**Written instruction:**
All records should be reproduced verbatim.

Stored items:
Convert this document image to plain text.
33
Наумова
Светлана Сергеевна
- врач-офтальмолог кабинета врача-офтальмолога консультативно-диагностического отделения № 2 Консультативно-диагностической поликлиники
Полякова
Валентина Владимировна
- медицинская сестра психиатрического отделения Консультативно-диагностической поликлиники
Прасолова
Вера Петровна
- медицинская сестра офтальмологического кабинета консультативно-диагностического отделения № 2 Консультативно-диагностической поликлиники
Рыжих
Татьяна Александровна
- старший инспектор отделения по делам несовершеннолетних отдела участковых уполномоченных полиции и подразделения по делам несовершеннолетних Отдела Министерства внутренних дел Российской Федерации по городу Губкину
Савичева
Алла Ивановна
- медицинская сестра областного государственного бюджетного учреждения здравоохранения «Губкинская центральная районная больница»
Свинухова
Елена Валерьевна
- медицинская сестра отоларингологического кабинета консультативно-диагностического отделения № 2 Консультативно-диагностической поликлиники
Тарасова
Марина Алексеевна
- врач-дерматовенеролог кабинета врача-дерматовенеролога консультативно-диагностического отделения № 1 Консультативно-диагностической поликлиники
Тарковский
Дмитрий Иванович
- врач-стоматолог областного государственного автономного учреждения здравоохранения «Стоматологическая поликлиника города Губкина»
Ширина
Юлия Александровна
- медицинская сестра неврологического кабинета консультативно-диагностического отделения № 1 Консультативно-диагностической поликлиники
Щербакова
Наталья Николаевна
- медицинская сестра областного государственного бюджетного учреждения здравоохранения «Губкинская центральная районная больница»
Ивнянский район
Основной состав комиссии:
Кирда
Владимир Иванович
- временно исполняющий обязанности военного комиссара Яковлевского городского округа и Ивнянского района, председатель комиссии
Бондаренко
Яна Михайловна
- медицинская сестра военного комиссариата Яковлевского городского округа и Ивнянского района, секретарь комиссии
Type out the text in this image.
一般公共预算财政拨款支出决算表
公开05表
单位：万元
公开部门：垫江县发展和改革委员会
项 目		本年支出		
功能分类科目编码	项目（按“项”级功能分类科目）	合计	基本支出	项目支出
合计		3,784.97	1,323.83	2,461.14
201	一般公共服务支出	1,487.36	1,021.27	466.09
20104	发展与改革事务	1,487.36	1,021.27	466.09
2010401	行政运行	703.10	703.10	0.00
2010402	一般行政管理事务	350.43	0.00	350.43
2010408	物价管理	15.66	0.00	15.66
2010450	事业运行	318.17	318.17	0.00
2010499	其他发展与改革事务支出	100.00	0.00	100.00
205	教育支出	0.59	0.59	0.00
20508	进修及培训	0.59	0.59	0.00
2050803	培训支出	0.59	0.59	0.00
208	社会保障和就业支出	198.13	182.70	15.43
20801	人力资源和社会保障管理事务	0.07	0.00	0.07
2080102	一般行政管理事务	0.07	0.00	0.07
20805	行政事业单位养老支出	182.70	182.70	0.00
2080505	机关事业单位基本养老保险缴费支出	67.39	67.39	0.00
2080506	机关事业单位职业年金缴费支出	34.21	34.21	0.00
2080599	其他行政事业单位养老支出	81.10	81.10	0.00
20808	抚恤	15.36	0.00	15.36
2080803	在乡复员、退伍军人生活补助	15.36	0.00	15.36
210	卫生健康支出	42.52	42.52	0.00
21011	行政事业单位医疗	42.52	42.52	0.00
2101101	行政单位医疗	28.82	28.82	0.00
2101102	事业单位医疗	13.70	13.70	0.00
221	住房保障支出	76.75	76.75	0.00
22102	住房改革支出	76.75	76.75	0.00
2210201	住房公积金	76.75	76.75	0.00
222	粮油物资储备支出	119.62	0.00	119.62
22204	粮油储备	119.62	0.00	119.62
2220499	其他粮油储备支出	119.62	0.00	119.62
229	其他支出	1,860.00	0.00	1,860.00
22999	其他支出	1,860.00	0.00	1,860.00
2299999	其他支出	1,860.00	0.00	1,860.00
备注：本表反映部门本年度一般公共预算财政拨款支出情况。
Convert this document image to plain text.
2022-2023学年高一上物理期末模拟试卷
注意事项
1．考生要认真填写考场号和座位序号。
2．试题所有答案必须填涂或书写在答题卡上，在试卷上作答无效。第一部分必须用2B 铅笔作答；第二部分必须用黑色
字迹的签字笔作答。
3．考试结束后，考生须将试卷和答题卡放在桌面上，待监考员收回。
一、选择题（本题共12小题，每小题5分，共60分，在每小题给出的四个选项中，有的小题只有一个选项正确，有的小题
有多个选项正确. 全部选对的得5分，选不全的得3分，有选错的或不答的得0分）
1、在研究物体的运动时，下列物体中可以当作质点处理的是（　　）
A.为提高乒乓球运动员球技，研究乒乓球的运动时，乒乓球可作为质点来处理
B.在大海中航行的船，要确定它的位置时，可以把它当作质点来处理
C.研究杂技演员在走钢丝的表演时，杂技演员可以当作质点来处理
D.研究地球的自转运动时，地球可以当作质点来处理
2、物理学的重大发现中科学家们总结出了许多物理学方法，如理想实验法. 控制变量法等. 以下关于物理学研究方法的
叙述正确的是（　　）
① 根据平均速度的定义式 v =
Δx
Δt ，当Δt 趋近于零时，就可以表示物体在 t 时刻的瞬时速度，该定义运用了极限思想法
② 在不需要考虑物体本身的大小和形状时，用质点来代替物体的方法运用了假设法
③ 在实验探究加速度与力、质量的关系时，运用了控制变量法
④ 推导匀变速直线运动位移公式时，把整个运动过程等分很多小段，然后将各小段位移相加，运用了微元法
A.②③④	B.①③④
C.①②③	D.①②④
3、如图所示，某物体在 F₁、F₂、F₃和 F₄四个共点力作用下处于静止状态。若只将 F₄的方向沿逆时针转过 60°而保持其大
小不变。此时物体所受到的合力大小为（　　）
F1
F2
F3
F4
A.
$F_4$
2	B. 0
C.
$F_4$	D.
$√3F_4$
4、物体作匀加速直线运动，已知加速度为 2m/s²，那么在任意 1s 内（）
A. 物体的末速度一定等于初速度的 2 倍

**Exercise solution:**
Convert this document image to plain text.
33
Наумова
Светлана Сергеевна
- врач-офтальмолог кабинета врача-офтальмолога консультативно-диагностического отделения № 2 Консультативно-диагностической поликлиники
Полякова
Валентина Владимировна
- медицинская сестра психиатрического отделения Консультативно-диагностической поликлиники
Прасолова
Вера Петровна
- медицинская сестра офтальмологического кабинета консультативно-диагностического отделения № 2 Консультативно-диагностической поликлиники
Рыжих
Татьяна Александровна
- старший инспектор отделения по делам несовершеннолетних отдела участковых уполномоченных полиции и подразделения по делам несовершеннолетних Отдела Министерства внутренних дел Российской Федерации по городу Губкину
Савичева
Алла Ивановна
- медицинская сестра областного государственного бюджетного учреждения здравоохранения «Губкинская центральная районная больница»
Свинухова
Елена Валерьевна
- медицинская сестра отоларингологического кабинета консультативно-диагностического отделения № 2 Консультативно-диагностической поликлиники
Тарасова
Марина Алексеевна
- врач-дерматовенеролог кабинета врача-дерматовенеролога консультативно-диагностического отделения № 1 Консультативно-диагностической поликлиники
Тарковский
Дмитрий Иванович
- врач-стоматолог областного государственного автономного учреждения здравоохранения «Стоматологическая поликлиника города Губкина»
Ширина
Юлия Александровна
- медицинская сестра неврологического кабинета консультативно-диагностического отделения № 1 Консультативно-диагностической поликлиники
Щербакова
Наталья Николаевна
- медицинская сестра областного государственного бюджетного учреждения здравоохранения «Губкинская центральная районная больница»
Ивнянский район
Основной состав комиссии:
Кирда
Владимир Иванович
- временно исполняющий обязанности военного комиссара Яковлевского городского округа и Ивнянского района, председатель комиссии
Бондаренко
Яна Михайловна
- медицинская сестра военного комиссариата Яковлевского городского округа и Ивнянского района, секретарь комиссии
Type out the text in this image.
一般公共预算财政拨款支出决算表
公开05表
单位：万元
公开部门：垫江县发展和改革委员会
项 目		本年支出		
功能分类科目编码	项目（按“项”级功能分类科目）	合计	基本支出	项目支出
合计		3,784.97	1,323.83	2,461.14
201	一般公共服务支出	1,487.36	1,021.27	466.09
20104	发展与改革事务	1,487.36	1,021.27	466.09
2010401	行政运行	703.10	703.10	0.00
2010402	一般行政管理事务	350.43	0.00	350.43
2010408	物价管理	15.66	0.00	15.66
2010450	事业运行	318.17	318.17	0.00
2010499	其他发展与改革事务支出	100.00	0.00	100.00
205	教育支出	0.59	0.59	0.00
20508	进修及培训	0.59	0.59	0.00
2050803	培训支出	0.59	0.59	0.00
208	社会保障和就业支出	198.13	182.70	15.43
20801	人力资源和社会保障管理事务	0.07	0.00	0.07
2080102	一般行政管理事务	0.07	0.00	0.07
20805	行政事业单位养老支出	182.70	182.70	0.00
2080505	机关事业单位基本养老保险缴费支出	67.39	67.39	0.00
2080506	机关事业单位职业年金缴费支出	34.21	34.21	0.00
2080599	其他行政事业单位养老支出	81.10	81.10	0.00
20808	抚恤	15.36	0.00	15.36
2080803	在乡复员、退伍军人生活补助	15.36	0.00	15.36
210	卫生健康支出	42.52	42.52	0.00
21011	行政事业单位医疗	42.52	42.52	0.00
2101101	行政单位医疗	28.82	28.82	0.00
2101102	事业单位医疗	13.70	13.70	0.00
221	住房保障支出	76.75	76.75	0.00
22102	住房改革支出	76.75	76.75	0.00
2210201	住房公积金	76.75	76.75	0.00
222	粮油物资储备支出	119.62	0.00	119.62
22204	粮油储备	119.62	0.00	119.62
2220499	其他粮油储备支出	119.62	0.00	119.62
229	其他支出	1,860.00	0.00	1,860.00
22999	其他支出	1,860.00	0.00	1,860.00
2299999	其他支出	1,860.00	0.00	1,860.00
备注：本表反映部门本年度一般公共预算财政拨款支出情况。
Convert this document image to plain text.
2022-2023学年高一上物理期末模拟试卷
注意事项
1．考生要认真填写考场号和座位序号。
2．试题所有答案必须填涂或书写在答题卡上，在试卷上作答无效。第一部分必须用2B 铅笔作答；第二部分必须用黑色
字迹的签字笔作答。
3．考试结束后，考生须将试卷和答题卡放在桌面上，待监考员收回。
一、选择题（本题共12小题，每小题5分，共60分，在每小题给出的四个选项中，有的小题只有一个选项正确，有的小题
有多个选项正确. 全部选对的得5分，选不全的得3分，有选错的或不答的得0分）
1、在研究物体的运动时，下列物体中可以当作质点处理的是（　　）
A.为提高乒乓球运动员球技，研究乒乓球的运动时，乒乓球可作为质点来处理
B.在大海中航行的船，要确定它的位置时，可以把它当作质点来处理
C.研究杂技演员在走钢丝的表演时，杂技演员可以当作质点来处理
D.研究地球的自转运动时，地球可以当作质点来处理
2、物理学的重大发现中科学家们总结出了许多物理学方法，如理想实验法. 控制变量法等. 以下关于物理学研究方法的
叙述正确的是（　　）
① 根据平均速度的定义式 v =
Δx
Δt ，当Δt 趋近于零时，就可以表示物体在 t 时刻的瞬时速度，该定义运用了极限思想法
② 在不需要考虑物体本身的大小和形状时，用质点来代替物体的方法运用了假设法
③ 在实验探究加速度与力、质量的关系时，运用了控制变量法
④ 推导匀变速直线运动位移公式时，把整个运动过程等分很多小段，然后将各小段位移相加，运用了微元法
A.②③④	B.①③④
C.①②③	D.①②④
3、如图所示，某物体在 F₁、F₂、F₃和 F₄四个共点力作用下处于静止状态。若只将 F₄的方向沿逆时针转过 60°而保持其大
小不变。此时物体所受到的合力大小为（　　）
F1
F2
F3
F4
A.
$F_4$
2	B. 0
C.
$F_4$	D.
$√3F_4$
4、物体作匀加速直线运动，已知加速度为 2m/s²，那么在任意 1s 内（）
A. 物体的末速度一定等于初速度的 2 倍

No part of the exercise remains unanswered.